▸ GIVEN INSTRUCTION: Pull each line holding "вещества" out of the entries below.

▸ ENTRIES:

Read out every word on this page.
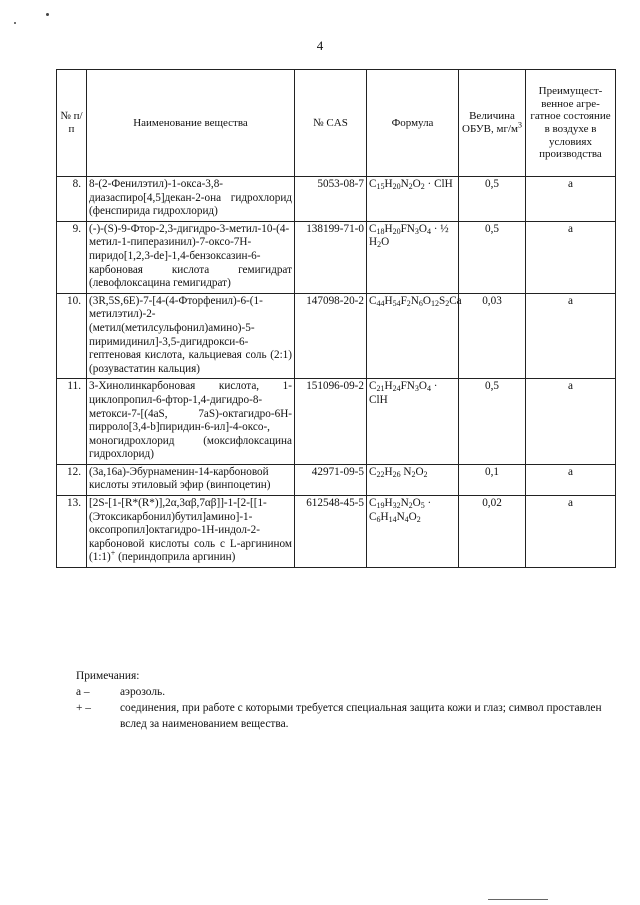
4
№ п/п	Наименование вещества	№ CAS	Формула	Величина ОБУВ, $мг/м^3$	Преимущест-венное агре-гатное состояние в воздухе в условиях производства
8.	8-(2-Фенилэтил)-1-окса-3,8-диазаспиро[4,5]декан-2-она гидрохлорид (фенспирида гидрохлорид)	5053-08-7	$C_{15}H_{20}N_2O_2$ · ClH	0,5	а
9.	(-)-(S)-9-Фтор-2,3-дигидро-3-метил-10-(4-метил-1-пиперазинил)-7-оксо-7H-пиридо[1,2,3-de]-1,4-бензоксазин-6-карбоновая кислота гемигидрат (левофлоксацина гемигидрат)	138199-71-0	$C_{18}H_{20}FN_3O_4$ · ½ $H_2O$	0,5	а
10.	(3R,5S,6E)-7-[4-(4-Фторфенил)-6-(1-метилэтил)-2-(метил(метилсульфонил)амино)-5-пиримидинил]-3,5-дигидрокси-6-гептеновая кислота, кальциевая соль (2:1) (розувастатин кальция)	147098-20-2	$C_{44}H_{54}F_2N_6O_{12}S_2Ca$	0,03	а
11.	3-Хинолинкарбоновая кислота, 1-циклопропил-6-фтор-1,4-дигидро-8-метокси-7-[(4aS, 7aS)-октагидро-6H-пирроло[3,4-b]пиридин-6-ил]-4-оксо-, моногидрохлорид (моксифлоксацина гидрохлорид)	151096-09-2	$C_{21}H_{24}FN_3O_4$ · ClH	0,5	а
12.	(3a,16a)-Эбурнаменин-14-карбоновой кислоты этиловый эфир (винпоцетин)	42971-09-5	$C_{22}H_{26}$ $N_2O_2$	0,1	а
13.	[2S-[1-[R*(R*)],2α,3αβ,7αβ]]-1-[2-[[1-(Этоксикарбонил)бутил]амино]-1-оксопропил]октагидро-1H-индол-2-карбоновой кислоты соль с L-аргинином (1:1)+ (периндоприла аргинин)	612548-45-5	$C_{19}H_{32}N_2O_5 \cdot C_6H_{14}N_4O_2$	0,02	а
Примечания:
а –	аэрозоль.
+ –	соединения, при работе с которыми требуется специальная защита кожи и глаз; символ проставлен вслед за наименованием вещества.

▸ WRITTEN RESPONSE:
№ п/п	Наименование вещества	№ CAS	Формула	Величина ОБУВ, $мг/м^3$	Преимущест-венное агре-гатное состояние в воздухе в условиях производства
+ –	соединения, при работе с которыми требуется специальная защита кожи и глаз; символ проставлен вслед за наименованием вещества.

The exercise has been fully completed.